(begin)

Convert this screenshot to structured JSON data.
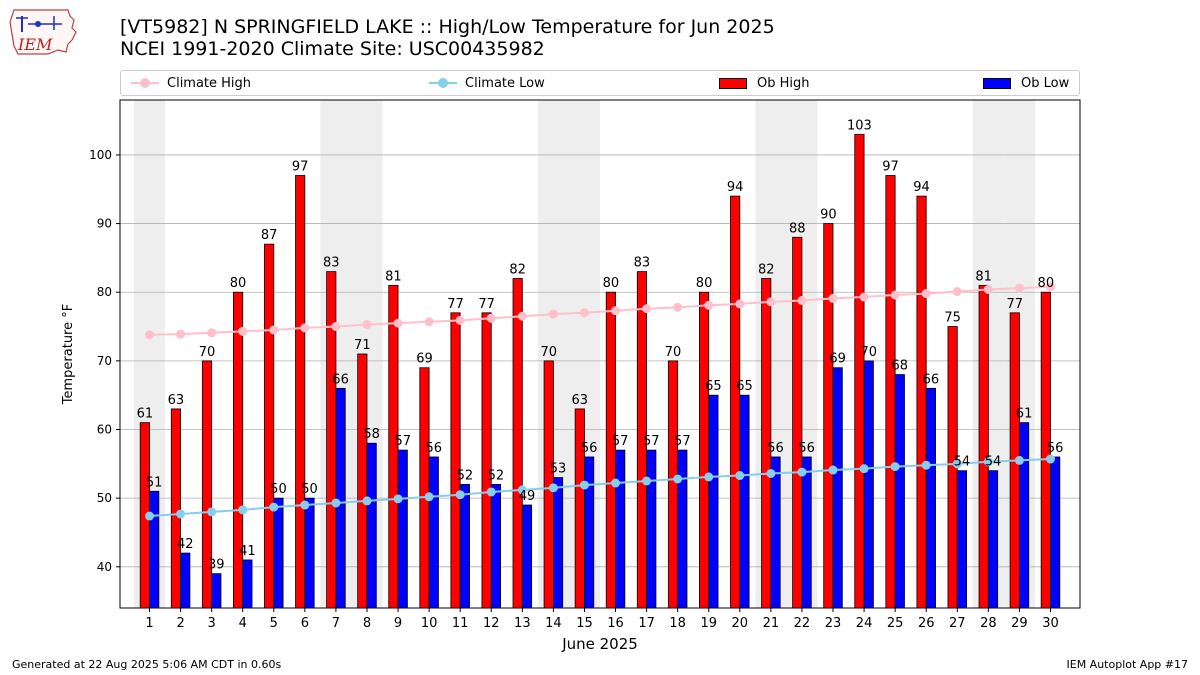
{
  "header": {
    "title_line1": "[VT5982] N SPRINGFIELD LAKE :: High/Low Temperature for Jun 2025",
    "title_line2": "NCEI 1991-2020 Climate Site: USC00435982"
  },
  "logo": {
    "text": "IEM"
  },
  "footer": {
    "left": "Generated at 22 Aug 2025 5:06 AM CDT in 0.60s",
    "right": "IEM Autoplot App #17"
  },
  "colors": {
    "climate_high": "#ffc0cb",
    "climate_low": "#87ceeb",
    "ob_high": "#ff0000",
    "ob_low": "#0000ff",
    "weekend_band": "#eeeeee",
    "grid": "#b0b0b0"
  },
  "chart_data": {
    "type": "bar",
    "xlabel": "June 2025",
    "ylabel": "Temperature °F",
    "ylim": [
      34,
      108
    ],
    "yticks": [
      40,
      50,
      60,
      70,
      80,
      90,
      100
    ],
    "grid": "horizontal",
    "legend_position": "top",
    "weekend_days": [
      1,
      7,
      8,
      14,
      15,
      21,
      22,
      28,
      29
    ],
    "categories": [
      1,
      2,
      3,
      4,
      5,
      6,
      7,
      8,
      9,
      10,
      11,
      12,
      13,
      14,
      15,
      16,
      17,
      18,
      19,
      20,
      21,
      22,
      23,
      24,
      25,
      26,
      27,
      28,
      29,
      30
    ],
    "series": [
      {
        "name": "Climate High",
        "type": "line",
        "values": [
          73.8,
          73.9,
          74.1,
          74.3,
          74.5,
          74.8,
          75.0,
          75.3,
          75.5,
          75.7,
          75.9,
          76.2,
          76.5,
          76.8,
          77.0,
          77.3,
          77.6,
          77.8,
          78.1,
          78.3,
          78.6,
          78.8,
          79.1,
          79.3,
          79.6,
          79.8,
          80.1,
          80.4,
          80.6,
          80.8
        ]
      },
      {
        "name": "Climate Low",
        "type": "line",
        "values": [
          47.4,
          47.7,
          48.0,
          48.3,
          48.7,
          49.0,
          49.3,
          49.6,
          49.9,
          50.2,
          50.5,
          50.9,
          51.2,
          51.5,
          51.9,
          52.2,
          52.5,
          52.8,
          53.1,
          53.3,
          53.6,
          53.8,
          54.1,
          54.3,
          54.6,
          54.8,
          55.0,
          55.3,
          55.5,
          55.7
        ]
      },
      {
        "name": "Ob High",
        "type": "bar",
        "values": [
          61,
          63,
          70,
          80,
          87,
          97,
          83,
          71,
          81,
          69,
          77,
          77,
          82,
          70,
          63,
          80,
          83,
          70,
          80,
          94,
          82,
          88,
          90,
          103,
          97,
          94,
          75,
          81,
          77,
          80
        ]
      },
      {
        "name": "Ob Low",
        "type": "bar",
        "values": [
          51,
          42,
          39,
          41,
          50,
          50,
          66,
          58,
          57,
          56,
          52,
          52,
          49,
          53,
          56,
          57,
          57,
          57,
          65,
          65,
          56,
          56,
          69,
          70,
          68,
          66,
          54,
          54,
          61,
          56
        ]
      }
    ]
  }
}
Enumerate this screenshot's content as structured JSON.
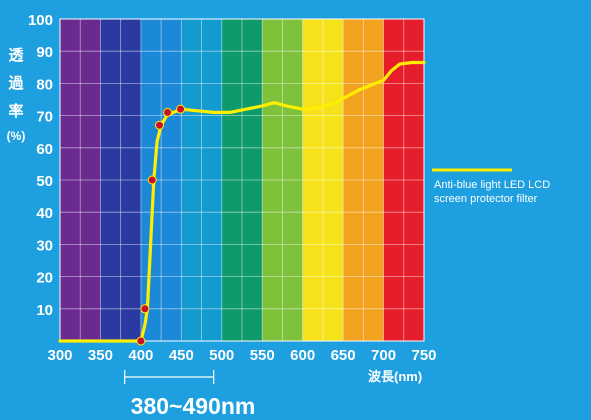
{
  "chart_data": {
    "type": "line",
    "ylabel_lines": [
      "透",
      "過",
      "率",
      "(%)"
    ],
    "xlabel": "波長(nm)",
    "range_label": "380~490nm",
    "xlim": [
      300,
      750
    ],
    "ylim": [
      0,
      100
    ],
    "x_ticks": [
      300,
      350,
      400,
      450,
      500,
      550,
      600,
      650,
      700,
      750
    ],
    "y_ticks": [
      10,
      20,
      30,
      40,
      50,
      60,
      70,
      80,
      90,
      100
    ],
    "range_bracket": [
      380,
      490
    ],
    "grid": true,
    "legend_position": "right",
    "background_spectrum": [
      {
        "from": 300,
        "to": 350,
        "color": "#6a2a8f"
      },
      {
        "from": 350,
        "to": 400,
        "color": "#2a3aa0"
      },
      {
        "from": 400,
        "to": 450,
        "color": "#1c88d8"
      },
      {
        "from": 450,
        "to": 500,
        "color": "#139bcf"
      },
      {
        "from": 500,
        "to": 550,
        "color": "#0e9a6c"
      },
      {
        "from": 550,
        "to": 600,
        "color": "#7dc23a"
      },
      {
        "from": 600,
        "to": 650,
        "color": "#f6e21a"
      },
      {
        "from": 650,
        "to": 700,
        "color": "#f2a21e"
      },
      {
        "from": 700,
        "to": 750,
        "color": "#e61e2b"
      }
    ],
    "series": [
      {
        "name": "Anti-blue light LED LCD screen protector filter",
        "name_lines": [
          "Anti-blue light LED LCD",
          "screen protector filter"
        ],
        "color": "#ffee00",
        "x": [
          300,
          340,
          395,
          400,
          405,
          408,
          412,
          416,
          420,
          425,
          432,
          440,
          450,
          470,
          490,
          510,
          530,
          550,
          565,
          580,
          600,
          620,
          640,
          655,
          670,
          685,
          700,
          710,
          720,
          735,
          750
        ],
        "y": [
          0,
          0,
          0,
          0,
          5,
          10,
          30,
          50,
          62,
          67,
          70,
          71,
          72,
          71.5,
          71,
          71,
          72,
          73,
          74,
          73,
          72,
          72.5,
          74,
          76,
          78,
          79.5,
          81,
          84,
          86,
          86.5,
          86.5
        ]
      }
    ],
    "markers": {
      "color": "#c8102e",
      "x": [
        400,
        405,
        414,
        423,
        433,
        449
      ],
      "y": [
        0,
        10,
        50,
        67,
        71,
        72
      ]
    }
  }
}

(end)

## EXERCISE
Pull out every line of the records above that contains the word "blue".

## THE RESULT
        "name": "Anti-blue light LED LCD screen protector filter",
          "Anti-blue light LED LCD",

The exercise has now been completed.